BEGIN INPUT ROWS
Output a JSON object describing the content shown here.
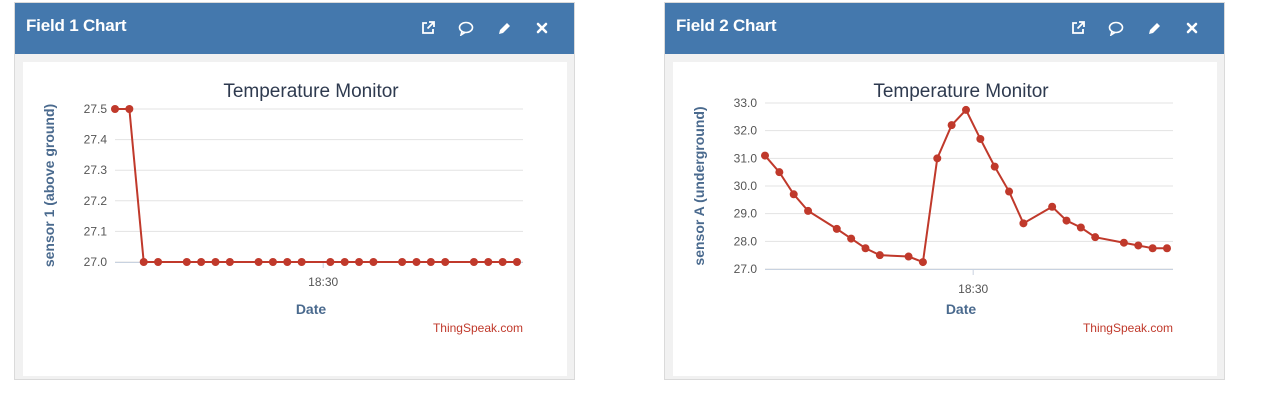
{
  "panels": [
    {
      "title": "Field 1 Chart",
      "tools": [
        {
          "icon": "external-link-icon"
        },
        {
          "icon": "comment-icon"
        },
        {
          "icon": "edit-pencil-icon"
        },
        {
          "icon": "close-icon"
        }
      ],
      "credit": "ThingSpeak.com"
    },
    {
      "title": "Field 2 Chart",
      "tools": [
        {
          "icon": "external-link-icon"
        },
        {
          "icon": "comment-icon"
        },
        {
          "icon": "edit-pencil-icon"
        },
        {
          "icon": "close-icon"
        }
      ],
      "credit": "ThingSpeak.com"
    }
  ],
  "colors": {
    "header": "#4478ad",
    "series": "#c0392b",
    "axis_label": "#4a6a8e",
    "grid": "#e3e3e3"
  },
  "chart_data": [
    {
      "type": "line",
      "title": "Temperature Monitor",
      "xlabel": "Date",
      "ylabel": "sensor 1 (above ground)",
      "ylim": [
        27.0,
        27.5
      ],
      "yticks": [
        "27.0",
        "27.1",
        "27.2",
        "27.3",
        "27.4",
        "27.5"
      ],
      "xticks": [
        {
          "x": 14.5,
          "label": "18:30"
        }
      ],
      "grid": true,
      "series": [
        {
          "x": [
            0,
            1,
            2,
            3,
            5,
            6,
            7,
            8,
            10,
            11,
            12,
            13,
            15,
            16,
            17,
            18,
            20,
            21,
            22,
            23,
            25,
            26,
            27,
            28
          ],
          "values": [
            27.5,
            27.5,
            27.0,
            27.0,
            27.0,
            27.0,
            27.0,
            27.0,
            27.0,
            27.0,
            27.0,
            27.0,
            27.0,
            27.0,
            27.0,
            27.0,
            27.0,
            27.0,
            27.0,
            27.0,
            27.0,
            27.0,
            27.0,
            27.0
          ]
        }
      ]
    },
    {
      "type": "line",
      "title": "Temperature Monitor",
      "xlabel": "Date",
      "ylabel": "sensor A (underground)",
      "ylim": [
        27.0,
        33.0
      ],
      "yticks": [
        "27.0",
        "28.0",
        "29.0",
        "30.0",
        "31.0",
        "32.0",
        "33.0"
      ],
      "xticks": [
        {
          "x": 14.5,
          "label": "18:30"
        }
      ],
      "grid": true,
      "series": [
        {
          "x": [
            0,
            1,
            2,
            3,
            5,
            6,
            7,
            8,
            10,
            11,
            12,
            13,
            14,
            15,
            16,
            17,
            18,
            20,
            21,
            22,
            23,
            25,
            26,
            27,
            28
          ],
          "values": [
            31.1,
            30.5,
            29.7,
            29.1,
            28.45,
            28.1,
            27.75,
            27.5,
            27.45,
            27.25,
            31.0,
            32.2,
            32.75,
            31.7,
            30.7,
            29.8,
            28.65,
            29.25,
            28.75,
            28.5,
            28.15,
            27.95,
            27.85,
            27.75,
            27.75
          ]
        }
      ]
    }
  ]
}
END INPUT ROWS
- [STATED TASK] Strip out the pictures and quote the remaining data word for word.

- [ANSWER BELOW]
Output a JSON object describing the content shown here.
{
  "panels": [
    {
      "title": "Field 1 Chart",
      "tools": [
        {
          "icon": "external-link-icon"
        },
        {
          "icon": "comment-icon"
        },
        {
          "icon": "edit-pencil-icon"
        },
        {
          "icon": "close-icon"
        }
      ],
      "credit": "ThingSpeak.com"
    },
    {
      "title": "Field 2 Chart",
      "tools": [
        {
          "icon": "external-link-icon"
        },
        {
          "icon": "comment-icon"
        },
        {
          "icon": "edit-pencil-icon"
        },
        {
          "icon": "close-icon"
        }
      ],
      "credit": "ThingSpeak.com"
    }
  ],
  "colors": {
    "header": "#4478ad",
    "series": "#c0392b",
    "axis_label": "#4a6a8e",
    "grid": "#e3e3e3"
  },
  "chart_data": [
    {
      "type": "line",
      "title": "Temperature Monitor",
      "xlabel": "Date",
      "ylabel": "sensor 1 (above ground)",
      "ylim": [
        27.0,
        27.5
      ],
      "yticks": [
        "27.0",
        "27.1",
        "27.2",
        "27.3",
        "27.4",
        "27.5"
      ],
      "xticks": [
        {
          "x": 14.5,
          "label": "18:30"
        }
      ],
      "grid": true,
      "series": [
        {
          "x": [
            0,
            1,
            2,
            3,
            5,
            6,
            7,
            8,
            10,
            11,
            12,
            13,
            15,
            16,
            17,
            18,
            20,
            21,
            22,
            23,
            25,
            26,
            27,
            28
          ],
          "values": [
            27.5,
            27.5,
            27.0,
            27.0,
            27.0,
            27.0,
            27.0,
            27.0,
            27.0,
            27.0,
            27.0,
            27.0,
            27.0,
            27.0,
            27.0,
            27.0,
            27.0,
            27.0,
            27.0,
            27.0,
            27.0,
            27.0,
            27.0,
            27.0
          ]
        }
      ]
    },
    {
      "type": "line",
      "title": "Temperature Monitor",
      "xlabel": "Date",
      "ylabel": "sensor A (underground)",
      "ylim": [
        27.0,
        33.0
      ],
      "yticks": [
        "27.0",
        "28.0",
        "29.0",
        "30.0",
        "31.0",
        "32.0",
        "33.0"
      ],
      "xticks": [
        {
          "x": 14.5,
          "label": "18:30"
        }
      ],
      "grid": true,
      "series": [
        {
          "x": [
            0,
            1,
            2,
            3,
            5,
            6,
            7,
            8,
            10,
            11,
            12,
            13,
            14,
            15,
            16,
            17,
            18,
            20,
            21,
            22,
            23,
            25,
            26,
            27,
            28
          ],
          "values": [
            31.1,
            30.5,
            29.7,
            29.1,
            28.45,
            28.1,
            27.75,
            27.5,
            27.45,
            27.25,
            31.0,
            32.2,
            32.75,
            31.7,
            30.7,
            29.8,
            28.65,
            29.25,
            28.75,
            28.5,
            28.15,
            27.95,
            27.85,
            27.75,
            27.75
          ]
        }
      ]
    }
  ]
}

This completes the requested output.